Brief
How many of the lines in the data contain "Northwest"? Give only the number.

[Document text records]

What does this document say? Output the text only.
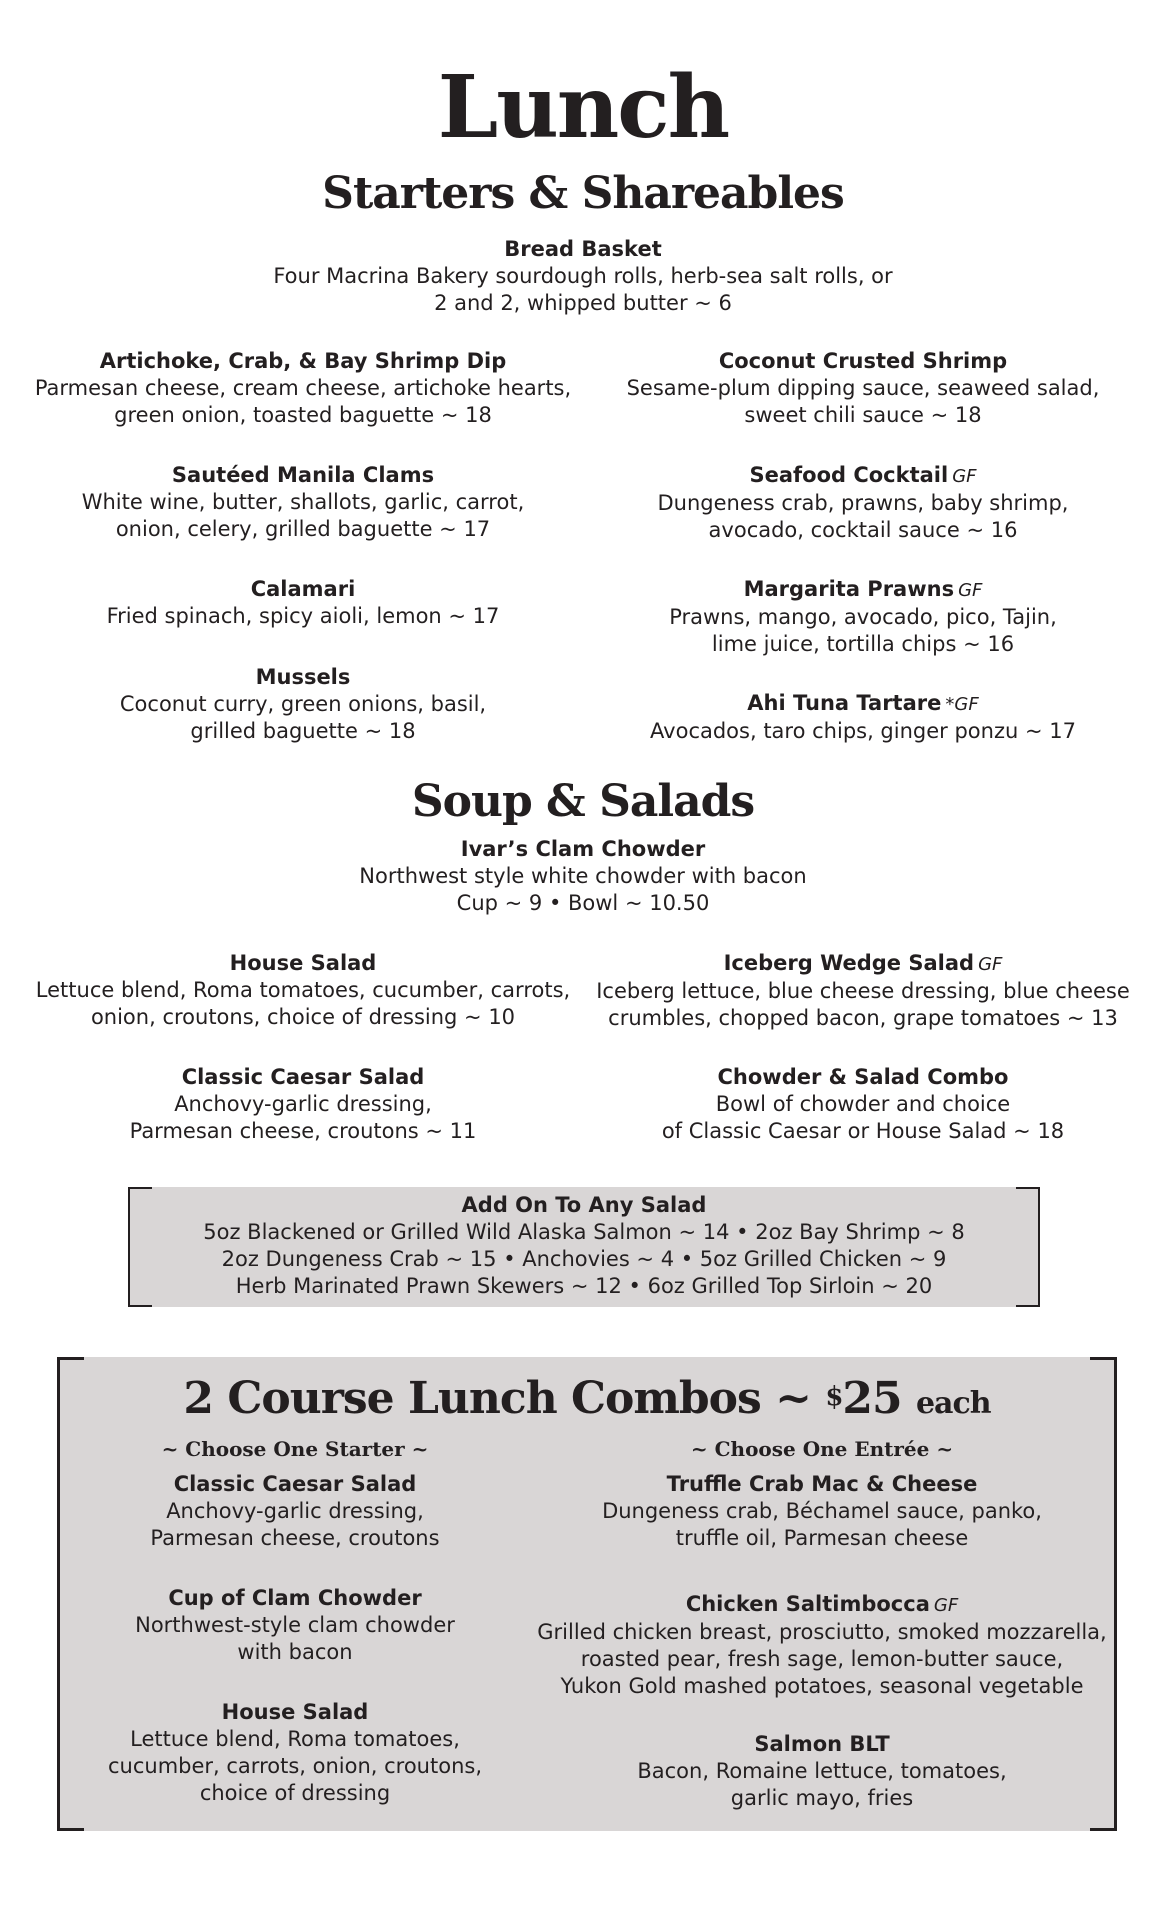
Lunch
Starters & Shareables
Bread Basket
Four Macrina Bakery sourdough rolls, herb-sea salt rolls, or
2 and 2, whipped butter ~ 6
Artichoke, Crab, & Bay Shrimp Dip
Parmesan cheese, cream cheese, artichoke hearts,
green onion, toasted baguette ~ 18
Sautéed Manila Clams
White wine, butter, shallots, garlic, carrot,
onion, celery, grilled baguette ~ 17
Calamari
Fried spinach, spicy aioli, lemon ~ 17
Mussels
Coconut curry, green onions, basil,
grilled baguette ~ 18
Coconut Crusted Shrimp
Sesame-plum dipping sauce, seaweed salad,
sweet chili sauce ~ 18
Seafood Cocktail GF
Dungeness crab, prawns, baby shrimp,
avocado, cocktail sauce ~ 16
Margarita Prawns GF
Prawns, mango, avocado, pico, Tajin,
lime juice, tortilla chips ~ 16
Ahi Tuna Tartare *GF
Avocados, taro chips, ginger ponzu ~ 17
Soup & Salads
Ivar’s Clam Chowder
Northwest style white chowder with bacon
Cup ~ 9 • Bowl ~ 10.50
House Salad
Lettuce blend, Roma tomatoes, cucumber, carrots,
onion, croutons, choice of dressing ~ 10
Classic Caesar Salad
Anchovy-garlic dressing,
Parmesan cheese, croutons ~ 11
Iceberg Wedge Salad GF
Iceberg lettuce, blue cheese dressing, blue cheese
crumbles, chopped bacon, grape tomatoes ~ 13
Chowder & Salad Combo
Bowl of chowder and choice
of Classic Caesar or House Salad ~ 18
Add On To Any Salad
5oz Blackened or Grilled Wild Alaska Salmon ~ 14 • 2oz Bay Shrimp ~ 8
2oz Dungeness Crab ~ 15 • Anchovies ~ 4 • 5oz Grilled Chicken ~ 9
Herb Marinated Prawn Skewers ~ 12 • 6oz Grilled Top Sirloin ~ 20
2 Course Lunch Combos ~ $25 each
~ Choose One Starter ~	~ Choose One Entrée ~
Classic Caesar Salad
Anchovy-garlic dressing,
Parmesan cheese, croutons
Cup of Clam Chowder
Northwest-style clam chowder
with bacon
House Salad
Lettuce blend, Roma tomatoes,
cucumber, carrots, onion, croutons,
choice of dressing
Truffle Crab Mac & Cheese
Dungeness crab, Béchamel sauce, panko,
truffle oil, Parmesan cheese
Chicken Saltimbocca GF
Grilled chicken breast, prosciutto, smoked mozzarella,
roasted pear, fresh sage, lemon-butter sauce,
Yukon Gold mashed potatoes, seasonal vegetable
Salmon BLT
Bacon, Romaine lettuce, tomatoes,
garlic mayo, fries
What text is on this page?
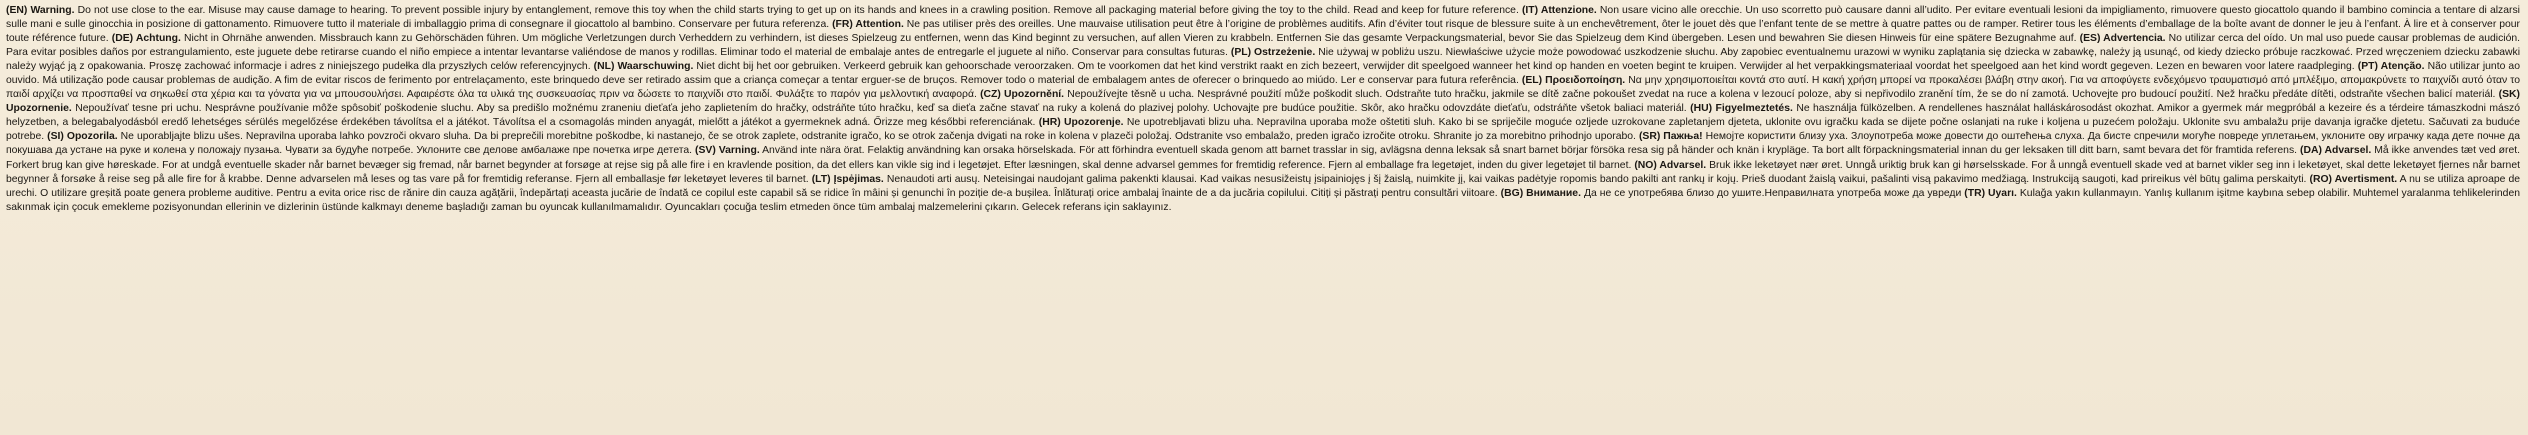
(EN) Warning. Do not use close to the ear. Misuse may cause damage to hearing. To prevent possible injury by entanglement, remove this toy when the child starts trying to get up on its hands and knees in a crawling position. Remove all packaging material before giving the toy to the child. Read and keep for future reference. (IT) Attenzione. Non usare vicino alle orecchie. Un uso scorretto può causare danni all’udito. Per evitare eventuali lesioni da impigliamento, rimuovere questo giocattolo quando il bambino comincia a tentare di alzarsi sulle mani e sulle ginocchia in posizione di gattonamento. Rimuovere tutto il materiale di imballaggio prima di consegnare il giocattolo al bambino. Conservare per futura referenza. (FR) Attention. Ne pas utiliser près des oreilles. Une mauvaise utilisation peut être à l’origine de problèmes auditifs. Afin d’éviter tout risque de blessure suite à un enchevêtrement, ôter le jouet dès que l’enfant tente de se mettre à quatre pattes ou de ramper. Retirer tous les éléments d’emballage de la boîte avant de donner le jeu à l’enfant. À lire et à conserver pour toute référence future. (DE) Achtung. Nicht in Ohrnähe anwenden. Missbrauch kann zu Gehörschäden führen. Um mögliche Verletzungen durch Verheddern zu verhindern, ist dieses Spielzeug zu entfernen, wenn das Kind beginnt zu versuchen, auf allen Vieren zu krabbeln. Entfernen Sie das gesamte Verpackungsmaterial, bevor Sie das Spielzeug dem Kind übergeben. Lesen und bewahren Sie diesen Hinweis für eine spätere Bezugnahme auf. (ES) Advertencia. No utilizar cerca del oído. Un mal uso puede causar problemas de audición. Para evitar posibles daños por estrangulamiento, este juguete debe retirarse cuando el niño empiece a intentar levantarse valiéndose de manos y rodillas. Eliminar todo el material de embalaje antes de entregarle el juguete al niño. Conservar para consultas futuras. (PL) Ostrzeżenie. Nie używaj w pobliżu uszu. Niewłaściwe użycie może powodować uszkodzenie słuchu. Aby zapobiec eventualnemu urazowi w wyniku zaplątania się dziecka w zabawkę, należy ją usunąć, od kiedy dziecko próbuje raczkować. Przed wręczeniem dziecku zabawki należy wyjąć ją z opakowania. Proszę zachować informacje i adres z niniejszego pudełka dla przyszłych celów referencyjnych. (NL) Waarschuwing. Niet dicht bij het oor gebruiken. Verkeerd gebruik kan gehoorschade veroorzaken. Om te voorkomen dat het kind verstrikt raakt en zich bezeert, verwijder dit speelgoed wanneer het kind op handen en voeten begint te kruipen. Verwijder al het verpakkingsmateriaal voordat het speelgoed aan het kind wordt gegeven. Lezen en bewaren voor latere raadpleging. (PT) Atenção. Não utilizar junto ao ouvido. Má utilização pode causar problemas de audição. A fim de evitar riscos de ferimento por entrelaçamento, este brinquedo deve ser retirado assim que a criança começar a tentar erguer-se de bruços. Remover todo o material de embalagem antes de oferecer o brinquedo ao miúdo. Ler e conservar para futura referência. (EL) Προειδοποίηση. Να μην χρησιμοποιείται κοντά στο αυτί. Η κακή χρήση μπορεί να προκαλέσει βλάβη στην ακοή. Για να αποφύγετε ενδεχόμενο τραυματισμό από μπλέξιμο, απομακρύνετε το παιχνίδι αυτό όταν το παιδί αρχίζει να προσπαθεί να σηκωθεί στα χέρια και τα γόνατα για να μπουσουλήσει. Αφαιρέστε όλα τα υλικά της συσκευασίας πριν να δώσετε το παιχνίδι στο παιδί. Φυλάξτε το παρόν για μελλοντική αναφορά. (CZ) Upozornění. Nepoužívejte těsně u ucha. Nesprávné použití může poškodit sluch. Odstraňte tuto hračku, jakmile se dítě začne pokoušet zvedat na ruce a kolena v lezoucí poloze, aby si nepřivodilo zranění tím, že se do ní zamotá. Uchovejte pro budoucí použití. Než hračku předáte dítěti, odstraňte všechen balicí materiál. (SK) Upozornenie. Nepoužívať tesne pri uchu. Nesprávne používanie môže spôsobiť poškodenie sluchu. Aby sa predišlo možnému zraneniu dieťaťa jeho zaplietením do hračky, odstráňte túto hračku, keď sa dieťa začne stavať na ruky a kolená do plazivej polohy. Uchovajte pre budúce použitie. Skôr, ako hračku odovzdáte dieťaťu, odstráňte všetok baliaci materiál. (HU) Figyelmeztetés. Ne használja fülközelben. A rendellenes használat halláskárosodást okozhat. Amikor a gyermek már megpróbál a kezeire és a térdeire támaszkodni mászó helyzetben, a belegabalyodásból eredő lehetséges sérülés megelőzése érdekében távolítsa el a játékot. Távolítsa el a csomagolás minden anyagát, mielőtt a játékot a gyermeknek adná. Őrizze meg későbbi referenciának. (HR) Upozorenje. Ne upotrebljavati blizu uha. Nepravilna uporaba može oštetiti sluh. Kako bi se spriječile moguće ozljede uzrokovane zapletanjem djeteta, uklonite ovu igračku kada se dijete počne oslanjati na ruke i koljena u puzećem položaju. Uklonite svu ambalažu prije davanja igračke djetetu. Sačuvati za buduće potrebe. (SI) Opozorila. Ne uporabljajte blizu ušes. Nepravilna uporaba lahko povzroči okvaro sluha. Da bi preprečili morebitne poškodbe, ki nastanejo, če se otrok zaplete, odstranite igračo, ko se otrok začenja dvigati na roke in kolena v plazeči položaj. Odstranite vso embalažo, preden igračo izročite otroku. Shranite jo za morebitno prihodnjo uporabo. (SR) Пажња! Немојте користити близу уха. Злоупотреба може довести до оштећења слуха. Да бисте спречили могуће повреде уплетањем, уклоните ову играчку када дете почне да покушава да устане на руке и колена у положају пузања. Чувати за будуће потребе. Уклоните све делове амбалаже пре почетка игре детета. (SV) Varning. Använd inte nära örat. Felaktig användning kan orsaka hörselskada. För att förhindra eventuell skada genom att barnet trasslar in sig, avlägsna denna leksak så snart barnet börjar försöka resa sig på händer och knän i krypläge. Ta bort allt förpackningsmaterial innan du ger leksaken till ditt barn, samt bevara det för framtida referens. (DA) Advarsel. Må ikke anvendes tæt ved øret. Forkert brug kan give høreskade. For at undgå eventuelle skader når barnet bevæger sig fremad, når barnet begynder at forsøge at rejse sig på alle fire i en kravlende position, da det ellers kan vikle sig ind i legetøjet. Efter læsningen, skal denne advarsel gemmes for fremtidig reference. Fjern al emballage fra legetøjet, inden du giver legetøjet til barnet. (NO) Advarsel. Bruk ikke leketøyet nær øret. Unngå uriktig bruk kan gi hørselsskade. For å unngå eventuell skade ved at barnet vikler seg inn i leketøyet, skal dette leketøyet fjernes når barnet begynner å forsøke å reise seg på alle fire for å krabbe. Denne advarselen må leses og tas vare på for fremtidig referanse. Fjern all emballasje før leketøyet leveres til barnet. (LT) Įspėjimas. Nenaudoti arti ausų. Neteisingai naudojant galima pakenkti klausai. Kad vaikas nesusižeistų įsipainiojęs į šį žaislą, nuimkite jį, kai vaikas padėtyje ropomis bando pakilti ant rankų ir kojų. Prieš duodant žaislą vaikui, pašalinti visą pakavimo medžiagą. Instrukciją saugoti, kad prireikus vėl būtų galima perskaityti. (RO) Avertisment. A nu se utiliza aproape de urechi. O utilizare greșită poate genera probleme auditive. Pentru a evita orice risc de rănire din cauza agățării, îndepărtați aceasta jucărie de îndată ce copilul este capabil să se ridice în mâini și genunchi în poziție de-a bușilea. Înlăturați orice ambalaj înainte de a da jucăria copilului. Citiți și păstrați pentru consultări viitoare. (BG) Внимание. Да не се употребява близо до ушите.Неправилната употреба може да увреди (TR) Uyarı. Kulağa yakın kullanmayın. Yanlış kullanım işitme kaybına sebep olabilir. Muhtemel yaralanma tehlikelerinden sakınmak için çocuk emekleme pozisyonundan ellerinin ve dizlerinin üstünde kalkmayı deneme başladığı zaman bu oyuncak kullanılmamalıdır. Oyuncakları çocuğa teslim etmeden önce tüm ambalaj malzemelerini çıkarın. Gelecek referans için saklayınız.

Exercise response
2